- **Task directions**:
Quote the whole listing word for word, please.

(Stored data entries)
>>>>
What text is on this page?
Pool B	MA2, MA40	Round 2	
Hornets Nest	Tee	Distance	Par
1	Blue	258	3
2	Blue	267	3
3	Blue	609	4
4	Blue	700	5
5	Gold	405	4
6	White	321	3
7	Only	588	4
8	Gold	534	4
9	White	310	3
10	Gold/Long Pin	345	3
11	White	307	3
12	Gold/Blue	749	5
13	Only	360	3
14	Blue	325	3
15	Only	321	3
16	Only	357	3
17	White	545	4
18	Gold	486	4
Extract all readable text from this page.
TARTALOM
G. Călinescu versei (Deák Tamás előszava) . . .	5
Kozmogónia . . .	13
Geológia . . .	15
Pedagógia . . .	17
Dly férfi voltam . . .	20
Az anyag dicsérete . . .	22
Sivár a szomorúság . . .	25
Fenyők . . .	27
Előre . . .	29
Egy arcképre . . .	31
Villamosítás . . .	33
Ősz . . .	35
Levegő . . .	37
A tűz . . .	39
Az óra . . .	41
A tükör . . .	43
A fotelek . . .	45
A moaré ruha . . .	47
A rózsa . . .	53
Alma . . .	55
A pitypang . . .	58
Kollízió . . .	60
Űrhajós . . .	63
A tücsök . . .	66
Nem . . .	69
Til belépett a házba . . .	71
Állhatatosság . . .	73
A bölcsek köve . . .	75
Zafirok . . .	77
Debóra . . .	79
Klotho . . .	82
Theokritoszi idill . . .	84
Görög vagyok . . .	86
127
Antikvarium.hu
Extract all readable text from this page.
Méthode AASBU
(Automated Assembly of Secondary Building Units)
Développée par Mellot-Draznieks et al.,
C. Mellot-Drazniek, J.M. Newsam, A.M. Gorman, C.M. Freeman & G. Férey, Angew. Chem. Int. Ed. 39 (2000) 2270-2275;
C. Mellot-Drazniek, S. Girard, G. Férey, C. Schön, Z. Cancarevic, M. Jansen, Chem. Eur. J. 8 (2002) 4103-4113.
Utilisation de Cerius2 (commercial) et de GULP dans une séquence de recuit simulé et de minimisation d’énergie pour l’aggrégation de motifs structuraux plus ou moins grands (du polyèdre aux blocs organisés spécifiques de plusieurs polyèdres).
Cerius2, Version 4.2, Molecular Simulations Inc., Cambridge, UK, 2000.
<<<<
- **Worked answer**:
What text is on this page?
Pool B	MA2, MA40	Round 2	
Hornets Nest	Tee	Distance	Par
1	Blue	258	3
2	Blue	267	3
3	Blue	609	4
4	Blue	700	5
5	Gold	405	4
6	White	321	3
7	Only	588	4
8	Gold	534	4
9	White	310	3
10	Gold/Long Pin	345	3
11	White	307	3
12	Gold/Blue	749	5
13	Only	360	3
14	Blue	325	3
15	Only	321	3
16	Only	357	3
17	White	545	4
18	Gold	486	4
Extract all readable text from this page.
TARTALOM
G. Călinescu versei (Deák Tamás előszava) . . .	5
Kozmogónia . . .	13
Geológia . . .	15
Pedagógia . . .	17
Dly férfi voltam . . .	20
Az anyag dicsérete . . .	22
Sivár a szomorúság . . .	25
Fenyők . . .	27
Előre . . .	29
Egy arcképre . . .	31
Villamosítás . . .	33
Ősz . . .	35
Levegő . . .	37
A tűz . . .	39
Az óra . . .	41
A tükör . . .	43
A fotelek . . .	45
A moaré ruha . . .	47
A rózsa . . .	53
Alma . . .	55
A pitypang . . .	58
Kollízió . . .	60
Űrhajós . . .	63
A tücsök . . .	66
Nem . . .	69
Til belépett a házba . . .	71
Állhatatosság . . .	73
A bölcsek köve . . .	75
Zafirok . . .	77
Debóra . . .	79
Klotho . . .	82
Theokritoszi idill . . .	84
Görög vagyok . . .	86
127
Antikvarium.hu
Extract all readable text from this page.
Méthode AASBU
(Automated Assembly of Secondary Building Units)
Développée par Mellot-Draznieks et al.,
C. Mellot-Drazniek, J.M. Newsam, A.M. Gorman, C.M. Freeman & G. Férey, Angew. Chem. Int. Ed. 39 (2000) 2270-2275;
C. Mellot-Drazniek, S. Girard, G. Férey, C. Schön, Z. Cancarevic, M. Jansen, Chem. Eur. J. 8 (2002) 4103-4113.
Utilisation de Cerius2 (commercial) et de GULP dans une séquence de recuit simulé et de minimisation d’énergie pour l’aggrégation de motifs structuraux plus ou moins grands (du polyèdre aux blocs organisés spécifiques de plusieurs polyèdres).
Cerius2, Version 4.2, Molecular Simulations Inc., Cambridge, UK, 2000.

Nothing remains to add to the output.